Directions for this task:
Select every line below containing the word "слишком".
▼
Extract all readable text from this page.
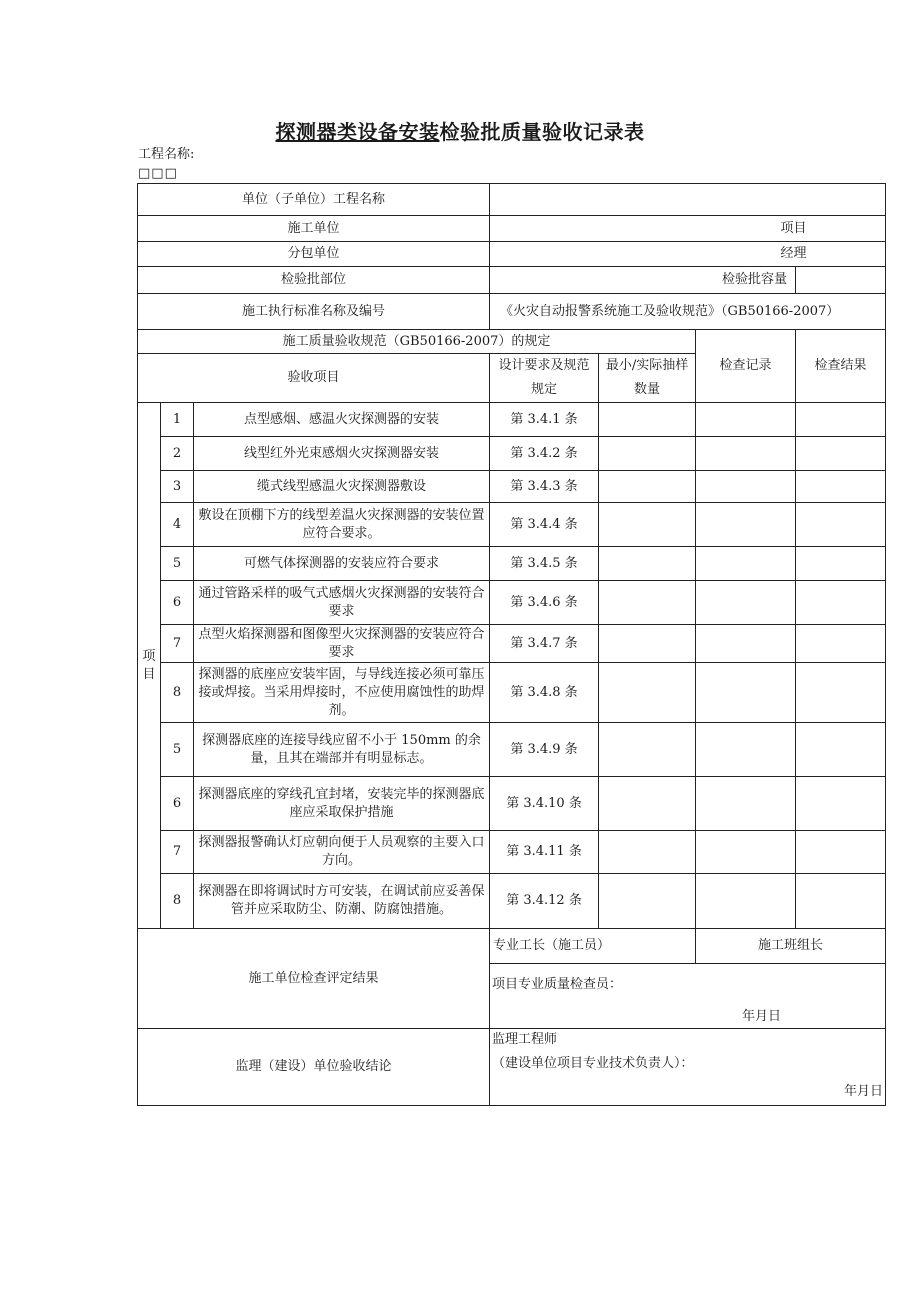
探测器类设备安装检验批质量验收记录表
工程名称:
□□□
单位（子单位）工程名称							
施工单位						项目	
分包单位						经理	
检验批部位			检验批容量				
施工执行标准名称及编号			《火灾自动报警系统施工及验收规范》（GB50166-2007）				
施工质量验收规范（GB50166-2007）的规定					检查记录		检查结果
验收项目			设计要求及规范规定	最小/实际抽样数量			
项
目	1	点型感烟、感温火灾探测器的安装	第 3.4.1 条				
	2	线型红外光束感烟火灾探测器安装	第 3.4.2 条				
	3	缆式线型感温火灾探测器敷设	第 3.4.3 条				
	4	敷设在顶棚下方的线型差温火灾探测器的安装位置应符合要求。	第 3.4.4 条				
	5	可燃气体探测器的安装应符合要求	第 3.4.5 条				
	6	通过管路采样的吸气式感烟火灾探测器的安装符合要求	第 3.4.6 条				
	7	点型火焰探测器和图像型火灾探测器的安装应符合要求	第 3.4.7 条				
	8	探测器的底座应安装牢固，与导线连接必须可靠压接或焊接。当采用焊接时，不应使用腐蚀性的助焊剂。	第 3.4.8 条				
	5	探测器底座的连接导线应留不小于 150mm 的余量，且其在端部并有明显标志。	第 3.4.9 条				
	6	探测器底座的穿线孔宜封堵，安装完毕的探测器底座应采取保护措施	第 3.4.10 条				
	7	探测器报警确认灯应朝向便于人员观察的主要入口方向。	第 3.4.11 条				
	8	探测器在即将调试时方可安装，在调试前应妥善保管并应采取防尘、防潮、防腐蚀措施。	第 3.4.12 条				
施工单位检查评定结果			专业工长（施工员）		施工班组长		

			项目专业质量检查员：
年月日				

监理（建设）单位验收结论			监理工程师
（建设单位项目专业技术负责人）：
年月日				
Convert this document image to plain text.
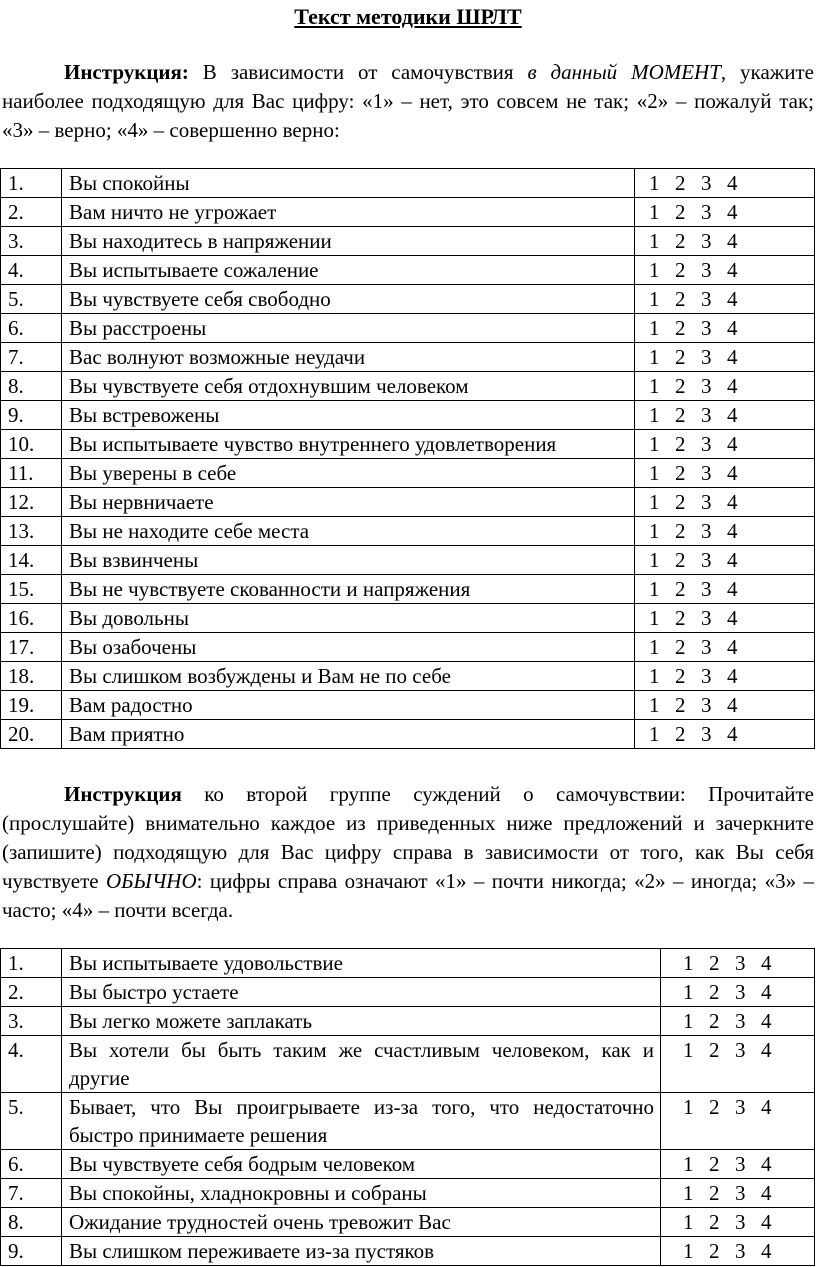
Текст методики ШРЛТ
Инструкция: В зависимости от самочувствия в данный МОМЕНТ, укажите наиболее подходящую для Вас цифру: «1» – нет, это совсем не так; «2» – пожалуй так; «3» – верно; «4» – совершенно верно:
1.	Вы спокойны	1 2 3 4

2.	Вам ничто не угрожает	1 2 3 4

3.	Вы находитесь в напряжении	1 2 3 4

4.	Вы испытываете сожаление	1 2 3 4

5.	Вы чувствуете себя свободно	1 2 3 4

6.	Вы расстроены	1 2 3 4

7.	Вас волнуют возможные неудачи	1 2 3 4

8.	Вы чувствуете себя отдохнувшим человеком	1 2 3 4

9.	Вы встревожены	1 2 3 4

10.	Вы испытываете чувство внутреннего удовлетворения	1 2 3 4

11.	Вы уверены в себе	1 2 3 4

12.	Вы нервничаете	1 2 3 4

13.	Вы не находите себе места	1 2 3 4

14.	Вы взвинчены	1 2 3 4

15.	Вы не чувствуете скованности и напряжения	1 2 3 4

16.	Вы довольны	1 2 3 4

17.	Вы озабочены	1 2 3 4

18.	Вы слишком возбуждены и Вам не по себе	1 2 3 4

19.	Вам радостно	1 2 3 4

20.	Вам приятно	1 2 3 4
Инструкция ко второй группе суждений о самочувствии: Прочитайте (прослушайте) внимательно каждое из приведенных ниже предложений и зачеркните (запишите) подходящую для Вас цифру справа в зависимости от того, как Вы себя чувствуете ОБЫЧНО: цифры справа означают «1» – почти никогда; «2» – иногда; «3» – часто; «4» – почти всегда.
1.	Вы испытываете удовольствие	1 2 3 4

2.	Вы быстро устаете	1 2 3 4

3.	Вы легко можете заплакать	1 2 3 4

4.	Вы хотели бы быть таким же счастливым человеком, как и другие	1 2 3 4

5.	Бывает, что Вы проигрываете из-за того, что недостаточно быстро принимаете решения	1 2 3 4

6.	Вы чувствуете себя бодрым человеком	1 2 3 4

7.	Вы спокойны, хладнокровны и собраны	1 2 3 4

8.	Ожидание трудностей очень тревожит Вас	1 2 3 4

9.	Вы слишком переживаете из-за пустяков	1 2 3 4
▲
Problem solution:
18.	Вы слишком возбуждены и Вам не по себе	1 2 3 4
9.	Вы слишком переживаете из-за пустяков	1 2 3 4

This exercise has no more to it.